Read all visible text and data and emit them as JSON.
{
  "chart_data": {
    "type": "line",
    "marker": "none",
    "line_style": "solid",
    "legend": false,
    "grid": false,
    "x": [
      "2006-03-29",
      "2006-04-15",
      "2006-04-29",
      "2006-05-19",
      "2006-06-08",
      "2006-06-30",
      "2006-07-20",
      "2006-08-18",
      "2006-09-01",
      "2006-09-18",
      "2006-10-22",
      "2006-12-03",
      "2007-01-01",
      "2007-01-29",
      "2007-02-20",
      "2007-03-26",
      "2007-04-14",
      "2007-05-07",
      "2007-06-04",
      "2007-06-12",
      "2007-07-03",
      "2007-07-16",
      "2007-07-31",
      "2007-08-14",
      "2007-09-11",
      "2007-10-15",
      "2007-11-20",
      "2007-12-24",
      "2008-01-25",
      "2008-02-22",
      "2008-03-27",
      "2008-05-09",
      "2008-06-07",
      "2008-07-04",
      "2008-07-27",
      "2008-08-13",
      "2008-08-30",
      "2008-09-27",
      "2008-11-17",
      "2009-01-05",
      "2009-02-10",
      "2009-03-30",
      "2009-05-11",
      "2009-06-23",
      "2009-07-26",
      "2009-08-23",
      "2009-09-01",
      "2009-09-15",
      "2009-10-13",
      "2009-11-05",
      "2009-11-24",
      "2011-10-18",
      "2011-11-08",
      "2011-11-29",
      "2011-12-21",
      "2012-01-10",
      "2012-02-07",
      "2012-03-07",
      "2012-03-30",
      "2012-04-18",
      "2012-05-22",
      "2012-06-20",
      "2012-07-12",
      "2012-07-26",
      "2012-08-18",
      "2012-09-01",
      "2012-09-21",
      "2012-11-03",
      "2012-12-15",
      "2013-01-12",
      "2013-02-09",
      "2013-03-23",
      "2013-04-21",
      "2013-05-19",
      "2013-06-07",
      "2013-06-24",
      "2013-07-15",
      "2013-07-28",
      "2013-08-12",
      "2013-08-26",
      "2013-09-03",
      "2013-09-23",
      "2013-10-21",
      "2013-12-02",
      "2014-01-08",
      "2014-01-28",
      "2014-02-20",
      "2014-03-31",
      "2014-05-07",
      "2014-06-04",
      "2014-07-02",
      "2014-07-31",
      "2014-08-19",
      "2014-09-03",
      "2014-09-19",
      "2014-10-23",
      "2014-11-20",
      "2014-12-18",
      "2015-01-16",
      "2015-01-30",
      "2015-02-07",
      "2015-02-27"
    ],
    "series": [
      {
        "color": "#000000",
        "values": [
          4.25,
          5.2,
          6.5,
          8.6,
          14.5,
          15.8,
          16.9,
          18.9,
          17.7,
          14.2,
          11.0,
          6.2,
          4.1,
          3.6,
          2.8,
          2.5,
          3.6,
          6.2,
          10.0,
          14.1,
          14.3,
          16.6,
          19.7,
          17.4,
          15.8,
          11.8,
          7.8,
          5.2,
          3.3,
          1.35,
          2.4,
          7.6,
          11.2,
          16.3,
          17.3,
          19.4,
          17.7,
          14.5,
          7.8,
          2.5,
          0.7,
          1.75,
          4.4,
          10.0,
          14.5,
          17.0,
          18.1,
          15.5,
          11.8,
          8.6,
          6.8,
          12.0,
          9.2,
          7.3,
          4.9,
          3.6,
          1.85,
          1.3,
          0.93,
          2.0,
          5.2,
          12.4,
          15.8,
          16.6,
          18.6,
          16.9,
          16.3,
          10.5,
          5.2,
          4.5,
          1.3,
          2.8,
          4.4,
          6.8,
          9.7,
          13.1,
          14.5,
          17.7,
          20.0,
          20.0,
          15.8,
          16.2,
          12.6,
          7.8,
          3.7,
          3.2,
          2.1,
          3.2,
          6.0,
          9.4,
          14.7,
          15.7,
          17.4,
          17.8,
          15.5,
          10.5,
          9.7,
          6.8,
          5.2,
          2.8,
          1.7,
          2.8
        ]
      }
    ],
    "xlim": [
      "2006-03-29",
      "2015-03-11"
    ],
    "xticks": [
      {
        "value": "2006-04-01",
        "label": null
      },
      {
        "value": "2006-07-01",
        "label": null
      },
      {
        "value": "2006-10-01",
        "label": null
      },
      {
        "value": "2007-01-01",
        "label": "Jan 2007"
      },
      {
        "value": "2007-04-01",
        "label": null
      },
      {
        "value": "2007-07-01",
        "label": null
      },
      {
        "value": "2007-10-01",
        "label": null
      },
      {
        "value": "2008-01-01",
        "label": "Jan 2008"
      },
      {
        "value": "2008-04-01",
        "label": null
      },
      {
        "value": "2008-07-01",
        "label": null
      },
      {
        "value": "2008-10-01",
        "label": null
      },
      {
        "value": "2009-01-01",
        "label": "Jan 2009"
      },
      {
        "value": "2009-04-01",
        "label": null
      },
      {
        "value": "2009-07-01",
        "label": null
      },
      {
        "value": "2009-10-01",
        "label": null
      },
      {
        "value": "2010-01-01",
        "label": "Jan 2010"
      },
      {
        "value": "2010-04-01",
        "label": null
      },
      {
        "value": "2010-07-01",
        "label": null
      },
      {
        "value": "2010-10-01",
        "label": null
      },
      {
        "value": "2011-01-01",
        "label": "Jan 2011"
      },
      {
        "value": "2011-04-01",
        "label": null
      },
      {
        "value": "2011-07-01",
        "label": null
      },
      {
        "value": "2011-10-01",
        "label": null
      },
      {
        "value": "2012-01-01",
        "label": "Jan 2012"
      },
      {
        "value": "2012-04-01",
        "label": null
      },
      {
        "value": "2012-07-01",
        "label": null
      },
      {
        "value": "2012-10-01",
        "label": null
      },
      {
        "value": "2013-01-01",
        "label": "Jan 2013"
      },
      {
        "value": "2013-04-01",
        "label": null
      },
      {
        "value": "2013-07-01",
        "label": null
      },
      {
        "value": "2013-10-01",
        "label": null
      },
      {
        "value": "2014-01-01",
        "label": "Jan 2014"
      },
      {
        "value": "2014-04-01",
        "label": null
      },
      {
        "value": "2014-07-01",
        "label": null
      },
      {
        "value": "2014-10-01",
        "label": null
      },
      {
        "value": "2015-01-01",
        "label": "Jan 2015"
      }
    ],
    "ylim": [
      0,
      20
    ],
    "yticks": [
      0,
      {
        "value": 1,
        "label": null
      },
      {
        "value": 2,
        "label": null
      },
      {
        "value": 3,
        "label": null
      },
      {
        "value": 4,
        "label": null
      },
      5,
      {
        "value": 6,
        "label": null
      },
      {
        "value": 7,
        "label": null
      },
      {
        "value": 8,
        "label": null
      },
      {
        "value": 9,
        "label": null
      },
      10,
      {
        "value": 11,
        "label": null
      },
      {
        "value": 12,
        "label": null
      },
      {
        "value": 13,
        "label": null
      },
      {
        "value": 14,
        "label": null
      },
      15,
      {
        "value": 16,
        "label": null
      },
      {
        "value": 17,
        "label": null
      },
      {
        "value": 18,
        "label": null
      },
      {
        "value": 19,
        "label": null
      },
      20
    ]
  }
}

━━━━━━━━━━━━━━━━━━━━━━━━━━━━━━

Make an exact copy of the material above.

## IN RESPONSE:
Read all visible text and data and emit them as JSON.
{
  "chart_data": {
    "type": "line",
    "marker": "none",
    "line_style": "solid",
    "legend": false,
    "grid": false,
    "x": [
      "2006-03-29",
      "2006-04-15",
      "2006-04-29",
      "2006-05-19",
      "2006-06-08",
      "2006-06-30",
      "2006-07-20",
      "2006-08-18",
      "2006-09-01",
      "2006-09-18",
      "2006-10-22",
      "2006-12-03",
      "2007-01-01",
      "2007-01-29",
      "2007-02-20",
      "2007-03-26",
      "2007-04-14",
      "2007-05-07",
      "2007-06-04",
      "2007-06-12",
      "2007-07-03",
      "2007-07-16",
      "2007-07-31",
      "2007-08-14",
      "2007-09-11",
      "2007-10-15",
      "2007-11-20",
      "2007-12-24",
      "2008-01-25",
      "2008-02-22",
      "2008-03-27",
      "2008-05-09",
      "2008-06-07",
      "2008-07-04",
      "2008-07-27",
      "2008-08-13",
      "2008-08-30",
      "2008-09-27",
      "2008-11-17",
      "2009-01-05",
      "2009-02-10",
      "2009-03-30",
      "2009-05-11",
      "2009-06-23",
      "2009-07-26",
      "2009-08-23",
      "2009-09-01",
      "2009-09-15",
      "2009-10-13",
      "2009-11-05",
      "2009-11-24",
      "2011-10-18",
      "2011-11-08",
      "2011-11-29",
      "2011-12-21",
      "2012-01-10",
      "2012-02-07",
      "2012-03-07",
      "2012-03-30",
      "2012-04-18",
      "2012-05-22",
      "2012-06-20",
      "2012-07-12",
      "2012-07-26",
      "2012-08-18",
      "2012-09-01",
      "2012-09-21",
      "2012-11-03",
      "2012-12-15",
      "2013-01-12",
      "2013-02-09",
      "2013-03-23",
      "2013-04-21",
      "2013-05-19",
      "2013-06-07",
      "2013-06-24",
      "2013-07-15",
      "2013-07-28",
      "2013-08-12",
      "2013-08-26",
      "2013-09-03",
      "2013-09-23",
      "2013-10-21",
      "2013-12-02",
      "2014-01-08",
      "2014-01-28",
      "2014-02-20",
      "2014-03-31",
      "2014-05-07",
      "2014-06-04",
      "2014-07-02",
      "2014-07-31",
      "2014-08-19",
      "2014-09-03",
      "2014-09-19",
      "2014-10-23",
      "2014-11-20",
      "2014-12-18",
      "2015-01-16",
      "2015-01-30",
      "2015-02-07",
      "2015-02-27"
    ],
    "series": [
      {
        "color": "#000000",
        "values": [
          4.25,
          5.2,
          6.5,
          8.6,
          14.5,
          15.8,
          16.9,
          18.9,
          17.7,
          14.2,
          11.0,
          6.2,
          4.1,
          3.6,
          2.8,
          2.5,
          3.6,
          6.2,
          10.0,
          14.1,
          14.3,
          16.6,
          19.7,
          17.4,
          15.8,
          11.8,
          7.8,
          5.2,
          3.3,
          1.35,
          2.4,
          7.6,
          11.2,
          16.3,
          17.3,
          19.4,
          17.7,
          14.5,
          7.8,
          2.5,
          0.7,
          1.75,
          4.4,
          10.0,
          14.5,
          17.0,
          18.1,
          15.5,
          11.8,
          8.6,
          6.8,
          12.0,
          9.2,
          7.3,
          4.9,
          3.6,
          1.85,
          1.3,
          0.93,
          2.0,
          5.2,
          12.4,
          15.8,
          16.6,
          18.6,
          16.9,
          16.3,
          10.5,
          5.2,
          4.5,
          1.3,
          2.8,
          4.4,
          6.8,
          9.7,
          13.1,
          14.5,
          17.7,
          20.0,
          20.0,
          15.8,
          16.2,
          12.6,
          7.8,
          3.7,
          3.2,
          2.1,
          3.2,
          6.0,
          9.4,
          14.7,
          15.7,
          17.4,
          17.8,
          15.5,
          10.5,
          9.7,
          6.8,
          5.2,
          2.8,
          1.7,
          2.8
        ]
      }
    ],
    "xlim": [
      "2006-03-29",
      "2015-03-11"
    ],
    "xticks": [
      {
        "value": "2006-04-01",
        "label": null
      },
      {
        "value": "2006-07-01",
        "label": null
      },
      {
        "value": "2006-10-01",
        "label": null
      },
      {
        "value": "2007-01-01",
        "label": "Jan 2007"
      },
      {
        "value": "2007-04-01",
        "label": null
      },
      {
        "value": "2007-07-01",
        "label": null
      },
      {
        "value": "2007-10-01",
        "label": null
      },
      {
        "value": "2008-01-01",
        "label": "Jan 2008"
      },
      {
        "value": "2008-04-01",
        "label": null
      },
      {
        "value": "2008-07-01",
        "label": null
      },
      {
        "value": "2008-10-01",
        "label": null
      },
      {
        "value": "2009-01-01",
        "label": "Jan 2009"
      },
      {
        "value": "2009-04-01",
        "label": null
      },
      {
        "value": "2009-07-01",
        "label": null
      },
      {
        "value": "2009-10-01",
        "label": null
      },
      {
        "value": "2010-01-01",
        "label": "Jan 2010"
      },
      {
        "value": "2010-04-01",
        "label": null
      },
      {
        "value": "2010-07-01",
        "label": null
      },
      {
        "value": "2010-10-01",
        "label": null
      },
      {
        "value": "2011-01-01",
        "label": "Jan 2011"
      },
      {
        "value": "2011-04-01",
        "label": null
      },
      {
        "value": "2011-07-01",
        "label": null
      },
      {
        "value": "2011-10-01",
        "label": null
      },
      {
        "value": "2012-01-01",
        "label": "Jan 2012"
      },
      {
        "value": "2012-04-01",
        "label": null
      },
      {
        "value": "2012-07-01",
        "label": null
      },
      {
        "value": "2012-10-01",
        "label": null
      },
      {
        "value": "2013-01-01",
        "label": "Jan 2013"
      },
      {
        "value": "2013-04-01",
        "label": null
      },
      {
        "value": "2013-07-01",
        "label": null
      },
      {
        "value": "2013-10-01",
        "label": null
      },
      {
        "value": "2014-01-01",
        "label": "Jan 2014"
      },
      {
        "value": "2014-04-01",
        "label": null
      },
      {
        "value": "2014-07-01",
        "label": null
      },
      {
        "value": "2014-10-01",
        "label": null
      },
      {
        "value": "2015-01-01",
        "label": "Jan 2015"
      }
    ],
    "ylim": [
      0,
      20
    ],
    "yticks": [
      0,
      {
        "value": 1,
        "label": null
      },
      {
        "value": 2,
        "label": null
      },
      {
        "value": 3,
        "label": null
      },
      {
        "value": 4,
        "label": null
      },
      5,
      {
        "value": 6,
        "label": null
      },
      {
        "value": 7,
        "label": null
      },
      {
        "value": 8,
        "label": null
      },
      {
        "value": 9,
        "label": null
      },
      10,
      {
        "value": 11,
        "label": null
      },
      {
        "value": 12,
        "label": null
      },
      {
        "value": 13,
        "label": null
      },
      {
        "value": 14,
        "label": null
      },
      15,
      {
        "value": 16,
        "label": null
      },
      {
        "value": 17,
        "label": null
      },
      {
        "value": 18,
        "label": null
      },
      {
        "value": 19,
        "label": null
      },
      20
    ]
  }
}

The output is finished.